- [What to produce] Restate each entry word for word, leaving nothing out.

####

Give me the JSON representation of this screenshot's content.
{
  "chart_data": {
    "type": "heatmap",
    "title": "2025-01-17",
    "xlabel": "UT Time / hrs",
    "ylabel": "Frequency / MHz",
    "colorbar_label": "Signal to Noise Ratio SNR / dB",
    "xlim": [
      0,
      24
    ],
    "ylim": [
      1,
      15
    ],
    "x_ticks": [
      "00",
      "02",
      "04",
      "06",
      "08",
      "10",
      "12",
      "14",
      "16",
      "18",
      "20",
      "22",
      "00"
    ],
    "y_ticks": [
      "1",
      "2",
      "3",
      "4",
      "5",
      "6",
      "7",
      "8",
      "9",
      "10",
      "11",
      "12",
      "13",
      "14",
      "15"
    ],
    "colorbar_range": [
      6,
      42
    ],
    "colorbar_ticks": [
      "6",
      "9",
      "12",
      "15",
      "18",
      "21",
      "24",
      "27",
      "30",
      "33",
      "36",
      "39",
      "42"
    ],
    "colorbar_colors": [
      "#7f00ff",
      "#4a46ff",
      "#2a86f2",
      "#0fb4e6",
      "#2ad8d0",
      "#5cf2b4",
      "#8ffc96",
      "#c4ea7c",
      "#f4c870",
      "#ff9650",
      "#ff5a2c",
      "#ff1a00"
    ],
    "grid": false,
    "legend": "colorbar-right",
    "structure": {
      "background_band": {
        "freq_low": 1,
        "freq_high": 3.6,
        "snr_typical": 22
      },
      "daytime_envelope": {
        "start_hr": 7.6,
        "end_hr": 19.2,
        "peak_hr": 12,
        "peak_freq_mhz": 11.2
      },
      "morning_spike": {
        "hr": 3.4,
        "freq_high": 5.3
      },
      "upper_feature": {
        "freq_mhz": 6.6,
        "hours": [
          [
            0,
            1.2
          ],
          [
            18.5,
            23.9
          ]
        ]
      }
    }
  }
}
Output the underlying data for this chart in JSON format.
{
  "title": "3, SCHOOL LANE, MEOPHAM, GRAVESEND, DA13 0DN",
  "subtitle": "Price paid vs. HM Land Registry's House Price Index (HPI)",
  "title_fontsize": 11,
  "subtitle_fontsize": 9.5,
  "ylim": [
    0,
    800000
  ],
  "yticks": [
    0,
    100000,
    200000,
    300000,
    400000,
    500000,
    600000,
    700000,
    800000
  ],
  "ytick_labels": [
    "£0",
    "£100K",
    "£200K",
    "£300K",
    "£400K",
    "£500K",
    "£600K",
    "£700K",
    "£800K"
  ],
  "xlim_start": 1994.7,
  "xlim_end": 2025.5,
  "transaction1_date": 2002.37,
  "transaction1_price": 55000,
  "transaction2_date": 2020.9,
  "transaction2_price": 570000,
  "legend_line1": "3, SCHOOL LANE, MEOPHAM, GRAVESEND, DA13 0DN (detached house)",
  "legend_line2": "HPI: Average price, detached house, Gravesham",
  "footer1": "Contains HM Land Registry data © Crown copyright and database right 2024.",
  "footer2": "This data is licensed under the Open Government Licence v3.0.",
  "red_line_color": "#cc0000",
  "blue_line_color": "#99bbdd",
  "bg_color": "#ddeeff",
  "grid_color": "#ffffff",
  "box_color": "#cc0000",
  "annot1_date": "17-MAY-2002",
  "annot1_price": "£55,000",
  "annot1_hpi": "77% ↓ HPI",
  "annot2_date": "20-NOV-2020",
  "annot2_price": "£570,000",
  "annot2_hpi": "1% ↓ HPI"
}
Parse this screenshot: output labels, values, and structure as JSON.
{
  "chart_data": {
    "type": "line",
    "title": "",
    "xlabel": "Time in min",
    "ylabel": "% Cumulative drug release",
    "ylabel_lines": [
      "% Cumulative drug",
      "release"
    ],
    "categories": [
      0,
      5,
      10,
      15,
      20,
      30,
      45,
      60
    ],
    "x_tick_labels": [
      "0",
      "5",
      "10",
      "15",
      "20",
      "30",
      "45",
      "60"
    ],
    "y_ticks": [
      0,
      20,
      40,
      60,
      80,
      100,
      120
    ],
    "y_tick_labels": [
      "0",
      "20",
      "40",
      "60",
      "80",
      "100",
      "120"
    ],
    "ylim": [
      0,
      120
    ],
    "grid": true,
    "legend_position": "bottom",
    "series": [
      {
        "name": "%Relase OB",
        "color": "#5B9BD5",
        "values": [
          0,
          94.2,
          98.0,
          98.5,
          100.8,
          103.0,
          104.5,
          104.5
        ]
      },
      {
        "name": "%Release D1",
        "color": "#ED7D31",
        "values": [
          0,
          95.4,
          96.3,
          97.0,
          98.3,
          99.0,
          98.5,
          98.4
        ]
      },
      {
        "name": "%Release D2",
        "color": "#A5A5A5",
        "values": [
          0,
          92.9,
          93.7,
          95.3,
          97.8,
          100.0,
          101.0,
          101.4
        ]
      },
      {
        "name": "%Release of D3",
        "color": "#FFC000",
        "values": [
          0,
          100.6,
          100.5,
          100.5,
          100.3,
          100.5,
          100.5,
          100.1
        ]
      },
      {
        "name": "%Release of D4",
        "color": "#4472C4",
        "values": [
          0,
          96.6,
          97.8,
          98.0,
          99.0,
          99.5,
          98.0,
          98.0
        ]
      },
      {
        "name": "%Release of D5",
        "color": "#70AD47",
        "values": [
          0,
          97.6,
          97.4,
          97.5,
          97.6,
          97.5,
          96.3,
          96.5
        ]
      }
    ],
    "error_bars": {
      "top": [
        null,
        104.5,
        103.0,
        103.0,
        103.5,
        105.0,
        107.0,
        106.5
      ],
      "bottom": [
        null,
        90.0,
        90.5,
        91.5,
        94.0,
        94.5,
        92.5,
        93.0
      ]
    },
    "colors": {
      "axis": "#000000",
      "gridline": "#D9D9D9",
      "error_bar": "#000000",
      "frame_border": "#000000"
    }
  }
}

####

- [Task response]
Give me the JSON representation of this screenshot's content.
{
  "chart_data": {
    "type": "heatmap",
    "title": "2025-01-17",
    "xlabel": "UT Time / hrs",
    "ylabel": "Frequency / MHz",
    "colorbar_label": "Signal to Noise Ratio SNR / dB",
    "xlim": [
      0,
      24
    ],
    "ylim": [
      1,
      15
    ],
    "x_ticks": [
      "00",
      "02",
      "04",
      "06",
      "08",
      "10",
      "12",
      "14",
      "16",
      "18",
      "20",
      "22",
      "00"
    ],
    "y_ticks": [
      "1",
      "2",
      "3",
      "4",
      "5",
      "6",
      "7",
      "8",
      "9",
      "10",
      "11",
      "12",
      "13",
      "14",
      "15"
    ],
    "colorbar_range": [
      6,
      42
    ],
    "colorbar_ticks": [
      "6",
      "9",
      "12",
      "15",
      "18",
      "21",
      "24",
      "27",
      "30",
      "33",
      "36",
      "39",
      "42"
    ],
    "colorbar_colors": [
      "#7f00ff",
      "#4a46ff",
      "#2a86f2",
      "#0fb4e6",
      "#2ad8d0",
      "#5cf2b4",
      "#8ffc96",
      "#c4ea7c",
      "#f4c870",
      "#ff9650",
      "#ff5a2c",
      "#ff1a00"
    ],
    "grid": false,
    "legend": "colorbar-right",
    "structure": {
      "background_band": {
        "freq_low": 1,
        "freq_high": 3.6,
        "snr_typical": 22
      },
      "daytime_envelope": {
        "start_hr": 7.6,
        "end_hr": 19.2,
        "peak_hr": 12,
        "peak_freq_mhz": 11.2
      },
      "morning_spike": {
        "hr": 3.4,
        "freq_high": 5.3
      },
      "upper_feature": {
        "freq_mhz": 6.6,
        "hours": [
          [
            0,
            1.2
          ],
          [
            18.5,
            23.9
          ]
        ]
      }
    }
  }
}
Output the underlying data for this chart in JSON format.
{
  "title": "3, SCHOOL LANE, MEOPHAM, GRAVESEND, DA13 0DN",
  "subtitle": "Price paid vs. HM Land Registry's House Price Index (HPI)",
  "title_fontsize": 11,
  "subtitle_fontsize": 9.5,
  "ylim": [
    0,
    800000
  ],
  "yticks": [
    0,
    100000,
    200000,
    300000,
    400000,
    500000,
    600000,
    700000,
    800000
  ],
  "ytick_labels": [
    "£0",
    "£100K",
    "£200K",
    "£300K",
    "£400K",
    "£500K",
    "£600K",
    "£700K",
    "£800K"
  ],
  "xlim_start": 1994.7,
  "xlim_end": 2025.5,
  "transaction1_date": 2002.37,
  "transaction1_price": 55000,
  "transaction2_date": 2020.9,
  "transaction2_price": 570000,
  "legend_line1": "3, SCHOOL LANE, MEOPHAM, GRAVESEND, DA13 0DN (detached house)",
  "legend_line2": "HPI: Average price, detached house, Gravesham",
  "footer1": "Contains HM Land Registry data © Crown copyright and database right 2024.",
  "footer2": "This data is licensed under the Open Government Licence v3.0.",
  "red_line_color": "#cc0000",
  "blue_line_color": "#99bbdd",
  "bg_color": "#ddeeff",
  "grid_color": "#ffffff",
  "box_color": "#cc0000",
  "annot1_date": "17-MAY-2002",
  "annot1_price": "£55,000",
  "annot1_hpi": "77% ↓ HPI",
  "annot2_date": "20-NOV-2020",
  "annot2_price": "£570,000",
  "annot2_hpi": "1% ↓ HPI"
}
Parse this screenshot: output labels, values, and structure as JSON.
{
  "chart_data": {
    "type": "line",
    "title": "",
    "xlabel": "Time in min",
    "ylabel": "% Cumulative drug release",
    "ylabel_lines": [
      "% Cumulative drug",
      "release"
    ],
    "categories": [
      0,
      5,
      10,
      15,
      20,
      30,
      45,
      60
    ],
    "x_tick_labels": [
      "0",
      "5",
      "10",
      "15",
      "20",
      "30",
      "45",
      "60"
    ],
    "y_ticks": [
      0,
      20,
      40,
      60,
      80,
      100,
      120
    ],
    "y_tick_labels": [
      "0",
      "20",
      "40",
      "60",
      "80",
      "100",
      "120"
    ],
    "ylim": [
      0,
      120
    ],
    "grid": true,
    "legend_position": "bottom",
    "series": [
      {
        "name": "%Relase OB",
        "color": "#5B9BD5",
        "values": [
          0,
          94.2,
          98.0,
          98.5,
          100.8,
          103.0,
          104.5,
          104.5
        ]
      },
      {
        "name": "%Release D1",
        "color": "#ED7D31",
        "values": [
          0,
          95.4,
          96.3,
          97.0,
          98.3,
          99.0,
          98.5,
          98.4
        ]
      },
      {
        "name": "%Release D2",
        "color": "#A5A5A5",
        "values": [
          0,
          92.9,
          93.7,
          95.3,
          97.8,
          100.0,
          101.0,
          101.4
        ]
      },
      {
        "name": "%Release of D3",
        "color": "#FFC000",
        "values": [
          0,
          100.6,
          100.5,
          100.5,
          100.3,
          100.5,
          100.5,
          100.1
        ]
      },
      {
        "name": "%Release of D4",
        "color": "#4472C4",
        "values": [
          0,
          96.6,
          97.8,
          98.0,
          99.0,
          99.5,
          98.0,
          98.0
        ]
      },
      {
        "name": "%Release of D5",
        "color": "#70AD47",
        "values": [
          0,
          97.6,
          97.4,
          97.5,
          97.6,
          97.5,
          96.3,
          96.5
        ]
      }
    ],
    "error_bars": {
      "top": [
        null,
        104.5,
        103.0,
        103.0,
        103.5,
        105.0,
        107.0,
        106.5
      ],
      "bottom": [
        null,
        90.0,
        90.5,
        91.5,
        94.0,
        94.5,
        92.5,
        93.0
      ]
    },
    "colors": {
      "axis": "#000000",
      "gridline": "#D9D9D9",
      "error_bar": "#000000",
      "frame_border": "#000000"
    }
  }
}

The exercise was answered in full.